> EXERCISE GOAL
According to the conversation about minimalism and food, what did every physical thing in the interviewed people's lives have?

Paige: But then, I love the idea of taking this a step further and talking about, what about all that extra clutter in our spiritual or our kind of like mental health level right? Where it’s like, we feel better about who we are when we stay simple and when we get rid of all that extra stuff that distracts us from what’s really important and what really matters to us. I don’t know if I’m making sense but…
Samantha: No, a hundred percent. Well didn’t they say like, you can only have, not you can only have but like having like limiting it to 33 items or something?
Paige: No, no, no. Not the, no so these guys are basically what they say is like, they interviewed a family that lives in this big huge house and the mom didn’t really want to be a minimalist but the dad really did and so they found a way to make their lives work and what I love about it and I think this totally relates to food, and I’m really letting this idea marinate for a while but sorry for all the puns, the food puns. Anyway…
Samantha: Hahaha I food pun all the time.
Paige: Ahh you don’t mean to but it just happens. You can’t help it.
Samantha: And some won’t stop.
Paige: So what I loved about that take away from the documentary for me is they interviewed all kinds of people and how they have a minimalist lifestyle and no two people or two couples did it the same way. And what it came down to is every single thing, thing like physical thing, that these people have in their lives and that their surrounded by has an intention and has a purpose.
Samantha: So cool.
Paige: And it’s so cool, like it’s cool on like that physical level but if you think about it, like with food, I think this is what we’re trying to teach. Is like, there’s no good food/bad food. There’s no right and wrong. There’s intention.
Samantha: Intention. Yeah.
Paige: Can you bring the foods into your life that have purpose and meaning and you know what? I’m not here to say that cookies don’t have meaning because for me, they do. Like I love a chocolate chip cookie but I don’t love it everyday all the time right?
Samantha: Yes. Exactly.
Paige: And so I think this idea of like being intentional with each and every thing we bring into our lives whether it’s food or things or people or relationships, I think brings us to this level where we’re no longer saying, oh I should or I shouldn’t or it’s right or it’s wrong to eat this food. We’re saying, what’s right or wrong in this moment for me? And that’s a different answer for someone else right? I just love it! I’ve been thinking about this a lot.

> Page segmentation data
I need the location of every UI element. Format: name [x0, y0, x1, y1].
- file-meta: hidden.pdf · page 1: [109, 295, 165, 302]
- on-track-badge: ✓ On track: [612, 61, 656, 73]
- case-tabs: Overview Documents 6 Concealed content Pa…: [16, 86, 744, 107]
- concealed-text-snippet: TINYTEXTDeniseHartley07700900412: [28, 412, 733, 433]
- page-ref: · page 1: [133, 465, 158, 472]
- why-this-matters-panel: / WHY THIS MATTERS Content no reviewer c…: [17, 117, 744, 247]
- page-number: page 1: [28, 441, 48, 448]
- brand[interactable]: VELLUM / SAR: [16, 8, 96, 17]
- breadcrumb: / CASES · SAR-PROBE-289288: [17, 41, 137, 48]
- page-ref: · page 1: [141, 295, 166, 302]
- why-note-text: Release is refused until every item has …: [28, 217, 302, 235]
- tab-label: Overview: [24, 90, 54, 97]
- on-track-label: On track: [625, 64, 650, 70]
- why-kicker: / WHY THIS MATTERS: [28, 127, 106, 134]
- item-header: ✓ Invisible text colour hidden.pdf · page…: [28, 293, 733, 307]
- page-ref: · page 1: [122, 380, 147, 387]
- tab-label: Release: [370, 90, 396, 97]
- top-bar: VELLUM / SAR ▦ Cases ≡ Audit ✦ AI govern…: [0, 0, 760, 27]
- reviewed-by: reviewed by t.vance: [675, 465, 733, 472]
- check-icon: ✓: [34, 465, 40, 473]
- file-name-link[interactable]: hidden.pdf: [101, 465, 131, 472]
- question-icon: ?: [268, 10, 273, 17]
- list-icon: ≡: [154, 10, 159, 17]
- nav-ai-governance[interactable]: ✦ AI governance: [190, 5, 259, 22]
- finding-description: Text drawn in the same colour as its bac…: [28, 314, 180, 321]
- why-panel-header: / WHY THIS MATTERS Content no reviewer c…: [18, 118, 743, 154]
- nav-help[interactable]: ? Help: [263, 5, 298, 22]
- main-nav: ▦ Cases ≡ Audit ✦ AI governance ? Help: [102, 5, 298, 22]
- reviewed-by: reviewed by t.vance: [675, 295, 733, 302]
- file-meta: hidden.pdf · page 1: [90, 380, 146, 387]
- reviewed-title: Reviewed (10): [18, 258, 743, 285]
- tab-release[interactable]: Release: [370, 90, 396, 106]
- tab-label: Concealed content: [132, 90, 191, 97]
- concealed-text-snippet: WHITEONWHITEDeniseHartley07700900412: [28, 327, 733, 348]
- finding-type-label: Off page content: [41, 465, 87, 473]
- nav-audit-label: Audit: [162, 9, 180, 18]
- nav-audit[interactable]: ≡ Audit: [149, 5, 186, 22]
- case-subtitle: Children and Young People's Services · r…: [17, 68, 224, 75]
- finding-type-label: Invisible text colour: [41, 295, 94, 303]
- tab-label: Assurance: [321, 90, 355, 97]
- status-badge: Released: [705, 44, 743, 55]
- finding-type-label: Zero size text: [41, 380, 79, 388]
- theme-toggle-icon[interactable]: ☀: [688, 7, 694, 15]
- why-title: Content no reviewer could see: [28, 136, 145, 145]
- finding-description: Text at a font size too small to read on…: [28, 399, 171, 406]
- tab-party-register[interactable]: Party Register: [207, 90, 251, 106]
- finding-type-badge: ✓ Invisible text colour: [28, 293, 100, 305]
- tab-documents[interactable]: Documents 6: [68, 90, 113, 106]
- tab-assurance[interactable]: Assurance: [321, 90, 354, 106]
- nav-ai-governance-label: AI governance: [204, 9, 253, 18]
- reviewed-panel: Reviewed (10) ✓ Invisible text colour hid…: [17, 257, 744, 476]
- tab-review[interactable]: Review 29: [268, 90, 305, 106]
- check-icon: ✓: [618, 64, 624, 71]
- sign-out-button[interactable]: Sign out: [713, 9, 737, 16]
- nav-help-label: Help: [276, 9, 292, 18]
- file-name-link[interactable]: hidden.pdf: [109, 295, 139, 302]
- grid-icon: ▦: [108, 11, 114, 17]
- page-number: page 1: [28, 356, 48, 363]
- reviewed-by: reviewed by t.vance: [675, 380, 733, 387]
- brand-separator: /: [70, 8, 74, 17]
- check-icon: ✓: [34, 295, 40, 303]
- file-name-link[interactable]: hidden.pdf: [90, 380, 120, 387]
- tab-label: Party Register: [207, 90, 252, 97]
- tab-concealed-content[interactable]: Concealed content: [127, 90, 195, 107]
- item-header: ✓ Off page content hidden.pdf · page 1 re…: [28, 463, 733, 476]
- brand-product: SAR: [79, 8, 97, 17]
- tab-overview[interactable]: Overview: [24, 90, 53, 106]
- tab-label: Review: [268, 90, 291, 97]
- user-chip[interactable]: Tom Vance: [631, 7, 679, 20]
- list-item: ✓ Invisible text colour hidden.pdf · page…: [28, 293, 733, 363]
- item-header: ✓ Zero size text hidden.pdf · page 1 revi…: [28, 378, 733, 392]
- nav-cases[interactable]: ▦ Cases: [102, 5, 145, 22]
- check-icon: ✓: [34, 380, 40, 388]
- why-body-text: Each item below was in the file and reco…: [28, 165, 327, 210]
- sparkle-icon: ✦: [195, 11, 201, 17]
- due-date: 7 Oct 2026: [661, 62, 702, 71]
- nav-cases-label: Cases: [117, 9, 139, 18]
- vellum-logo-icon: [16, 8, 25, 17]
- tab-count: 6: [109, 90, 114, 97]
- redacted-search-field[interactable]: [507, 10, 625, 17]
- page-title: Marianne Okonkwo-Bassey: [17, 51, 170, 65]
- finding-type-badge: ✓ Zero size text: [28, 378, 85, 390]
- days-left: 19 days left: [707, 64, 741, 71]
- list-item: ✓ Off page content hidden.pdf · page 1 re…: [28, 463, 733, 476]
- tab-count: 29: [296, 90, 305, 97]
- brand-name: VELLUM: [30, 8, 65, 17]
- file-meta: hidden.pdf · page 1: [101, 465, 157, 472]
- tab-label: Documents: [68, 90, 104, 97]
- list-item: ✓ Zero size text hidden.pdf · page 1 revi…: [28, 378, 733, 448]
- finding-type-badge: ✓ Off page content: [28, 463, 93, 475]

> RESPONSE BOX
Every physical thing in their lives had an intention and a purpose.